*PROBLEM DETAILS:* From the entries below, report how many lines contain the string "workerGroup". Give only that number.

╭──

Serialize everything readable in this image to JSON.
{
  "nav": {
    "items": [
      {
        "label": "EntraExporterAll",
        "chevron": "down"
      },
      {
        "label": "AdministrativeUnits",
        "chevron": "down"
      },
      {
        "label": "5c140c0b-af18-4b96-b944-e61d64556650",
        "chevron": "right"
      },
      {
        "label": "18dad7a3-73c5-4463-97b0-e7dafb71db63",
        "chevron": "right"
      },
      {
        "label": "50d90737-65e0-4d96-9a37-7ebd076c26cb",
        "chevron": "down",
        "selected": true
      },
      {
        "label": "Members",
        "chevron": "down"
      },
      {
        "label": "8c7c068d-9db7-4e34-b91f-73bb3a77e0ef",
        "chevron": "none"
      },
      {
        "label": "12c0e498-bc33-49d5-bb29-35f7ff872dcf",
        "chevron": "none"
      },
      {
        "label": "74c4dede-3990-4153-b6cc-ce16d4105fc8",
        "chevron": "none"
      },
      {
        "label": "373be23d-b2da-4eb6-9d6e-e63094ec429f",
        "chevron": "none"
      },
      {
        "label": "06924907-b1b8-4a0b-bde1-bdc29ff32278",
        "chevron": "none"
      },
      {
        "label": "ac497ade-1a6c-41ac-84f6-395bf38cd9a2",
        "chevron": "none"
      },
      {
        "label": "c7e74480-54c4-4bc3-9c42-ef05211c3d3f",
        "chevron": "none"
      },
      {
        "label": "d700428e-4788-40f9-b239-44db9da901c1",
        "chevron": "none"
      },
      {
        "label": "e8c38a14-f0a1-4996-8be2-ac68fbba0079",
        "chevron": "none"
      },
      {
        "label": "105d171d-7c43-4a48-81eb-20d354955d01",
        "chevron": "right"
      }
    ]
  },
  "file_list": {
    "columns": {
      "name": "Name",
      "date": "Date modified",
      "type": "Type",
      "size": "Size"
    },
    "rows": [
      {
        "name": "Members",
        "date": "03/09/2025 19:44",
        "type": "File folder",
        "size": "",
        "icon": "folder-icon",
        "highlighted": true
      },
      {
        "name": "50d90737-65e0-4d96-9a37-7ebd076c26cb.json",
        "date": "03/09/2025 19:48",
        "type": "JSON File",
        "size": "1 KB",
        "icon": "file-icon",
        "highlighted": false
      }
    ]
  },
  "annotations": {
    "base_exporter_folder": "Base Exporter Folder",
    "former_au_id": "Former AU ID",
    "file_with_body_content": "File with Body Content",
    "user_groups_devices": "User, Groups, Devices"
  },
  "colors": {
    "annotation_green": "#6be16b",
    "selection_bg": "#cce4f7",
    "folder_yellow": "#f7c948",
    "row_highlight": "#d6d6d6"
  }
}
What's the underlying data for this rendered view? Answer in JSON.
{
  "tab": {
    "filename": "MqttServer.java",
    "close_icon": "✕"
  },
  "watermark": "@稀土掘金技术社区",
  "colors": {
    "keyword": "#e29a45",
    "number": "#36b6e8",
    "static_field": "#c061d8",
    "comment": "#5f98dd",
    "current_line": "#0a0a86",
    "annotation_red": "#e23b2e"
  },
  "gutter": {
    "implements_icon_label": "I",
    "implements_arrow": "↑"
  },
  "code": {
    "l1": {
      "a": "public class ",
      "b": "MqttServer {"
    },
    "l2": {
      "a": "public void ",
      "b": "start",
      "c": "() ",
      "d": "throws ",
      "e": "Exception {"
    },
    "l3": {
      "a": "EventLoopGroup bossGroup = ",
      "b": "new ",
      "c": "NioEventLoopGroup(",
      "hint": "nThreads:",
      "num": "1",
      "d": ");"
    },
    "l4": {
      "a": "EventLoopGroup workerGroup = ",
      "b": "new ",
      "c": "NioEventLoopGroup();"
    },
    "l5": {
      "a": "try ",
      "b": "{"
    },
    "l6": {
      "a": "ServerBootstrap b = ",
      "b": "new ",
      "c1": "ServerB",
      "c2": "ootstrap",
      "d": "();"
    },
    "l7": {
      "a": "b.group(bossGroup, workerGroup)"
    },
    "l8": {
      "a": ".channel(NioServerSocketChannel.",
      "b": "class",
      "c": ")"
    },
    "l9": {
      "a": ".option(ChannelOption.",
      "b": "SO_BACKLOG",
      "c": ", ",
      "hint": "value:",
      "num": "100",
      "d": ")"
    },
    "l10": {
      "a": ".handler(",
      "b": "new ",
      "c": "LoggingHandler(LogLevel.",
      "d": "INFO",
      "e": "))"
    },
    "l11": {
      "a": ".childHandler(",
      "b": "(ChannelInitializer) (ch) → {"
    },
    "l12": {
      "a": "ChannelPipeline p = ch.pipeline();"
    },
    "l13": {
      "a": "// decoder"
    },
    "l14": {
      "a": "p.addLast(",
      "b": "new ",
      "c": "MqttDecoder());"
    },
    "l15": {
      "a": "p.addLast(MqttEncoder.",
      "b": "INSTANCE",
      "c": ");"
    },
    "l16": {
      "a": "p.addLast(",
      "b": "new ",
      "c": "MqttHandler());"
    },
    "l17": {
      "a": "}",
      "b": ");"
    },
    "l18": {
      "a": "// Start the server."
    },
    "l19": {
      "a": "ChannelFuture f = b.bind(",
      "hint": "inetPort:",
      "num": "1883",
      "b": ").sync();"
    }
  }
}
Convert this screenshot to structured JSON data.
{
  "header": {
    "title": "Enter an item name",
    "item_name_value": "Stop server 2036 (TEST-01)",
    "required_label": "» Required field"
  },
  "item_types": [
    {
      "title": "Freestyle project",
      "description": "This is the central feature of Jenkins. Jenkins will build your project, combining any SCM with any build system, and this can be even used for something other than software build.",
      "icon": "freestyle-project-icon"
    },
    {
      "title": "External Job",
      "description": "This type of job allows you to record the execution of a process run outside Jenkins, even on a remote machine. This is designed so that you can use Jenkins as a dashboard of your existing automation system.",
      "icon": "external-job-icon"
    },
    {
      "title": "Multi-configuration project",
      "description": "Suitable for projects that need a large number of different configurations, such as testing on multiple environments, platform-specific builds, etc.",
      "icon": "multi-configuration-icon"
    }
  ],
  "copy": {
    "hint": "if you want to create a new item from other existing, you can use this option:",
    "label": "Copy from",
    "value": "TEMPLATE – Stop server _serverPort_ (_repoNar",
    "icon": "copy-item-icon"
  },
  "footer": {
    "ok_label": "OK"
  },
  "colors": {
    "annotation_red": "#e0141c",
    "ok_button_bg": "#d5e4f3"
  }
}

╰──

*ANSWER TO THE TASK:* 2